### Given task
Give the records back in full, exactly as they read.

### Supplied records
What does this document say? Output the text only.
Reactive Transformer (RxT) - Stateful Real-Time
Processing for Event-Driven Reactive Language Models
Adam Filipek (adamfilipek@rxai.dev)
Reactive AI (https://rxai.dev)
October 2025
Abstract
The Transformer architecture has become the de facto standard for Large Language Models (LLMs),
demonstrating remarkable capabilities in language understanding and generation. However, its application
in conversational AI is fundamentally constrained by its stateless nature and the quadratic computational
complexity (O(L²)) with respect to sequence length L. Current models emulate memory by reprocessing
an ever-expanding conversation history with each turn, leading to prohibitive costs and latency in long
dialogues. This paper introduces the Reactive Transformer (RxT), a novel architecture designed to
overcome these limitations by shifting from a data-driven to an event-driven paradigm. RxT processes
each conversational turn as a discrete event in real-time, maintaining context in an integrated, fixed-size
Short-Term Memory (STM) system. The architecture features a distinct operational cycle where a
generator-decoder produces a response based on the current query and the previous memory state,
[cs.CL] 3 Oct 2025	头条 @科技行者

### Reply to the exercise
What does this document say? Output the text only.
Reactive Transformer (RxT) - Stateful Real-Time
Processing for Event-Driven Reactive Language Models
Adam Filipek (adamfilipek@rxai.dev)
Reactive AI (https://rxai.dev)
October 2025
Abstract
The Transformer architecture has become the de facto standard for Large Language Models (LLMs),
demonstrating remarkable capabilities in language understanding and generation. However, its application
in conversational AI is fundamentally constrained by its stateless nature and the quadratic computational
complexity (O(L²)) with respect to sequence length L. Current models emulate memory by reprocessing
an ever-expanding conversation history with each turn, leading to prohibitive costs and latency in long
dialogues. This paper introduces the Reactive Transformer (RxT), a novel architecture designed to
overcome these limitations by shifting from a data-driven to an event-driven paradigm. RxT processes
each conversational turn as a discrete event in real-time, maintaining context in an integrated, fixed-size
Short-Term Memory (STM) system. The architecture features a distinct operational cycle where a
generator-decoder produces a response based on the current query and the previous memory state,
[cs.CL] 3 Oct 2025	头条 @科技行者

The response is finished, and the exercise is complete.